Brief —
Write out each line word for word. Drop pictures.

(Dataset items)
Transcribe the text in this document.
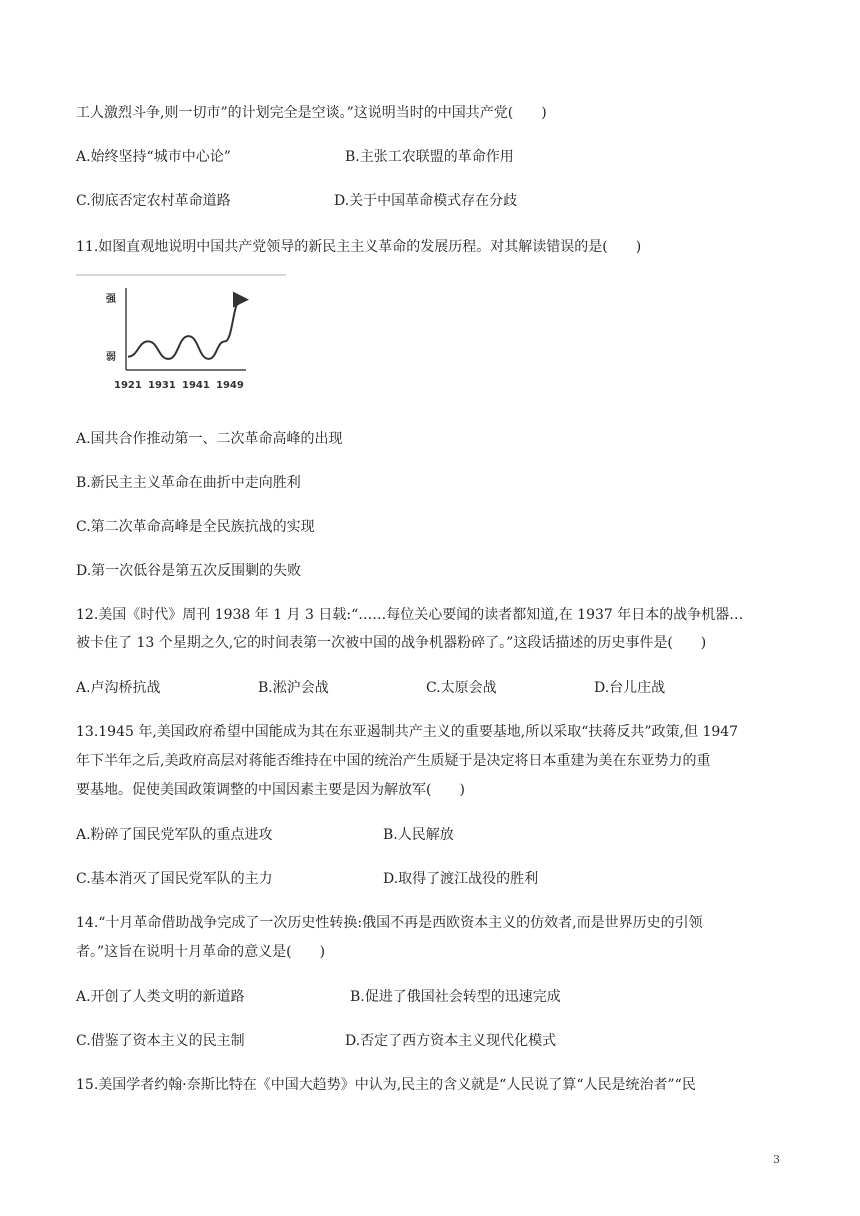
工人激烈斗争,则一切市”的计划完全是空谈。”这说明当时的中国共产党(　　)
A.始终坚持“城市中心论”	B.主张工农联盟的革命作用
C.彻底否定农村革命道路	D.关于中国革命模式存在分歧
11.如图直观地说明中国共产党领导的新民主主义革命的发展历程。对其解读错误的是(　　)
强
弱
1921 1931 1941 1949
A.国共合作推动第一、二次革命高峰的出现
B.新民主主义革命在曲折中走向胜利
C.第二次革命高峰是全民族抗战的实现
D.第一次低谷是第五次反围剿的失败
12.美国《时代》周刊 1938 年 1 月 3 日载:“……每位关心要闻的读者都知道,在 1937 年日本的战争机器…
被卡住了 13 个星期之久,它的时间表第一次被中国的战争机器粉碎了。”这段话描述的历史事件是(　　)
A.卢沟桥抗战	B.淞沪会战	C.太原会战	D.台儿庄战
13.1945 年,美国政府希望中国能成为其在东亚遏制共产主义的重要基地,所以采取“扶蒋反共”政策,但 1947
年下半年之后,美政府高层对蒋能否维持在中国的统治产生质疑于是决定将日本重建为美在东亚势力的重
要基地。促使美国政策调整的中国因素主要是因为解放军(　　)
A.粉碎了国民党军队的重点进攻	B.人民解放
C.基本消灭了国民党军队的主力	D.取得了渡江战役的胜利
14.“十月革命借助战争完成了一次历史性转换:俄国不再是西欧资本主义的仿效者,而是世界历史的引领
者。”这旨在说明十月革命的意义是(　　)
A.开创了人类文明的新道路	B.促进了俄国社会转型的迅速完成
C.借鉴了资本主义的民主制	D.否定了西方资本主义现代化模式
15.美国学者约翰·奈斯比特在《中国大趋势》中认为,民主的含义就是“人民说了算“人民是统治者”“民
3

Result of this task —
Transcribe the text in this document.
工人激烈斗争,则一切市”的计划完全是空谈。”这说明当时的中国共产党(　　)
A.始终坚持“城市中心论”	B.主张工农联盟的革命作用
C.彻底否定农村革命道路	D.关于中国革命模式存在分歧
11.如图直观地说明中国共产党领导的新民主主义革命的发展历程。对其解读错误的是(　　)
强
弱
1921 1931 1941 1949
A.国共合作推动第一、二次革命高峰的出现
B.新民主主义革命在曲折中走向胜利
C.第二次革命高峰是全民族抗战的实现
D.第一次低谷是第五次反围剿的失败
12.美国《时代》周刊 1938 年 1 月 3 日载:“……每位关心要闻的读者都知道,在 1937 年日本的战争机器…
被卡住了 13 个星期之久,它的时间表第一次被中国的战争机器粉碎了。”这段话描述的历史事件是(　　)
A.卢沟桥抗战	B.淞沪会战	C.太原会战	D.台儿庄战
13.1945 年,美国政府希望中国能成为其在东亚遏制共产主义的重要基地,所以采取“扶蒋反共”政策,但 1947
年下半年之后,美政府高层对蒋能否维持在中国的统治产生质疑于是决定将日本重建为美在东亚势力的重
要基地。促使美国政策调整的中国因素主要是因为解放军(　　)
A.粉碎了国民党军队的重点进攻	B.人民解放
C.基本消灭了国民党军队的主力	D.取得了渡江战役的胜利
14.“十月革命借助战争完成了一次历史性转换:俄国不再是西欧资本主义的仿效者,而是世界历史的引领
者。”这旨在说明十月革命的意义是(　　)
A.开创了人类文明的新道路	B.促进了俄国社会转型的迅速完成
C.借鉴了资本主义的民主制	D.否定了西方资本主义现代化模式
15.美国学者约翰·奈斯比特在《中国大趋势》中认为,民主的含义就是“人民说了算“人民是统治者”“民
3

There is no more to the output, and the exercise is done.